* _Page excerpt_
:::::

To feed forward, we start with our input X and apply it to each layer’s activation function sequentially, keeping track of the output at each step for adjustment purposes later. We will return the final output so that we can easily pass it into the next backpropagation step.

feed_forward <- function(nn){
  output <- nn$X
  for (layer in nn$layers){
    output <- layer$active_fun(output %*% layer$beta)
    layer$output <- output
  }
  output
}

Feeding the data through the layers is the easy part. Changing the weights is more difficult. We use a method called gradient descent, which takes the derivative of the activation function in each layer and moves along it depending the relative size of the error.

For the algorithm, we start at the last layer and calculate the loss gradient, \(\delta\). Let \(\epsilon = \left(y - \widehat{y}\right)\) be the total prediction error and \(f_i^\prime\left(z_i\right)\) be the derivative of the activation function of layer \(i\) applied to its output. Finally, let \(\cdot\) represent element-wise multiplication, while \(\times\) is matrix multiplication.

For the last layer,

\[\delta_L = \epsilon\cdot f_L^\prime\left(z_L\right)\]

The loss gradient for each other layer is calculated recursively by

\[\delta_i = \left[\beta_{i+1}^T \times \delta_{i+1}\right]\cdot f_i^\prime\left(z_i\right)\] Finally, our change in weights for each layer is determined by multiplying the output from the previous layer by the loss gradient. The initial layer uses the original input matrix.

\[\Delta \beta_i = -z_{i-1}^T \times \delta_i\] Since we are calculating the error in this step, we might as well calculate the mean square error and return how it is changing at each iteration.

back_propagate <- function(nn, output){
  error  <- output - nn$y
  delta  <- 2*error/length(output)     # Loss = sum(error^2)/n => dLoss = 2/n*error
  nlayer <- length(nn$layers)
  
  for (i in nlayer:1){
    layeri <- nn$layers[[i]]
    if (i == nlayer){
      delta <- layeri$deriv_fun(output) * delta
    } else {
      delta <- (delta %*% t(nn$layers[[i+1]]$beta)) *
        layeri$deriv_fun(layeri$output)
    }
    if (i == 1){
      dweight <- t(nn$X) %*% delta
    } else {
      dweight <- t(nn$layers[[i-1]]$output) %*% delta
    }
    layeri$beta <- layeri$beta - nn$learn_rate * dweight
  }
  mse    <- mean(error^2)
  dmse   <- abs(nn$mse - mse)
  nn$mse <- mse
  return(dmse)
}

All we have left now is our prediction function. This will look very similar to the feed_forward() function defined above, except that the output at each layer is not saved.

predict_nn <- function(nn, X){
  output <- X
  for (layer in nn$layers){
    output <- layer$active_fun(output %*% layer$beta)

:::::

* _Set of tasks_
1 - How would you sum up the neural network walkthrough in two sentences?
2 - Can you continue the neural network walkthrough from the point where it stops?

* _Collected data_
:::::

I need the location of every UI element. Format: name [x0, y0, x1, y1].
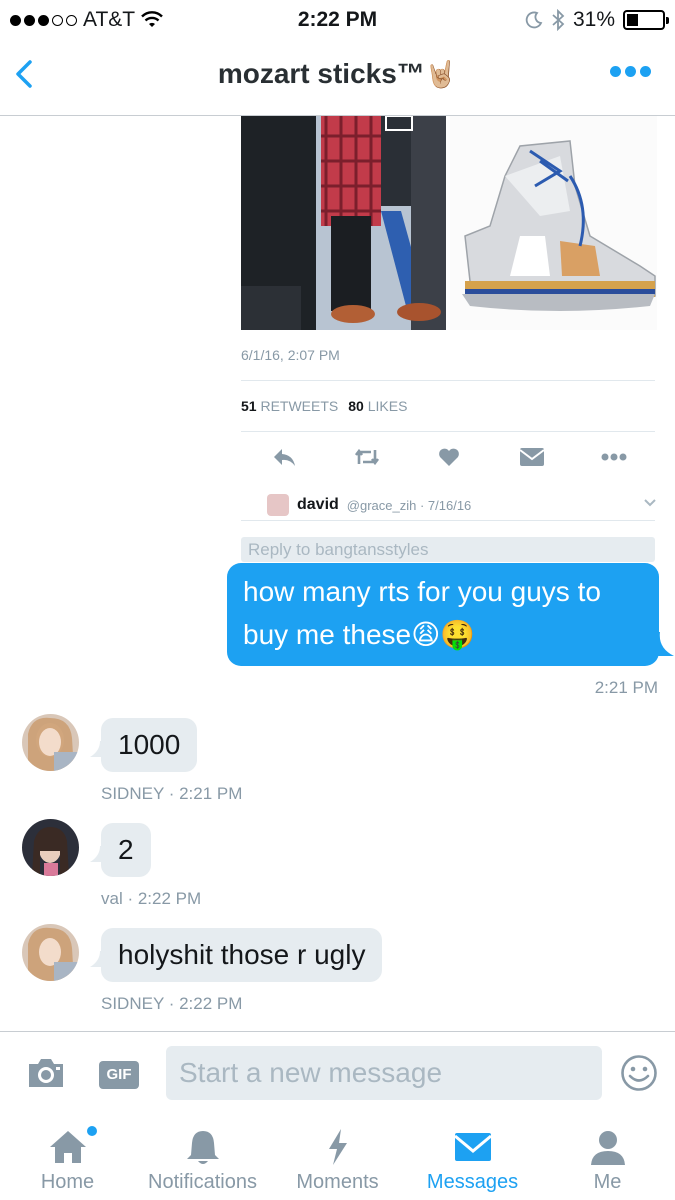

:::::

* _Answers below_
1 - The walkthrough defines an R feed_forward() function that passes the input X through each layer's activation function in turn and saves each layer's output. It also defines a back_propagate() function that uses gradient descent to compute loss gradients from the last layer backward, update each layer's weights, and return the change in mean square error, and then it introduces a prediction function that resembles feed_forward() but does not save each layer's output.

2 -
  }
  output
}

Application: Predicting Inflation

We need some data to apply our artificial neural network. The data is available using data(cpi_data) in the oops package, but this will demonstrate how to construct the data set as well. We will use the eFRED package to download the consumer price index.

library(eFRED)
library(dplyr)
dat <- fred("CPIAUCSL") 

To calculate annual inflation, we find the log difference of CPI and its 12 month lag. We can also calculate several past values of price inflation to use as our independent variables.

cpi_data <- dat %>%  transmute(
    date,
    pi    = log(CPIAUCSL) - log(lag(CPIAUCSL, 12)),
    pi.1  = lag(pi, 1),
    pi.2  = lag(pi, 2),
    pi.3  = lag(pi, 3),
    pi.6  = lag(pi, 6),
    pi.12 = lag(pi, 12)
  ) %>%
  na.omit

Now, let us split the dataset into training and test sets that will be used for fitting and evaluating the network accordingly.

train <- cpi_data[which(cpi_data$date <= as.Date("2019-12-01")),]
test  <- cpi_data[which(cpi_data$date > as.Date("2019-12-01") & cpi_data$date < as.Date("2021-01-01")),]

Now we train an artificial neural network with our training data.

y <- as.matrix(train$pi, ncol=1) 
X <- cbind(1, as.matrix(train[,3:7]))

nn <- NNetwork(y, X)

Note that nn is an oops Class object holding all of the network information. We can check the number iterations and the mean squared error accordingly. We can also check the weights for each layer, though these can be difficult to interpret compared to linear regression coefficients.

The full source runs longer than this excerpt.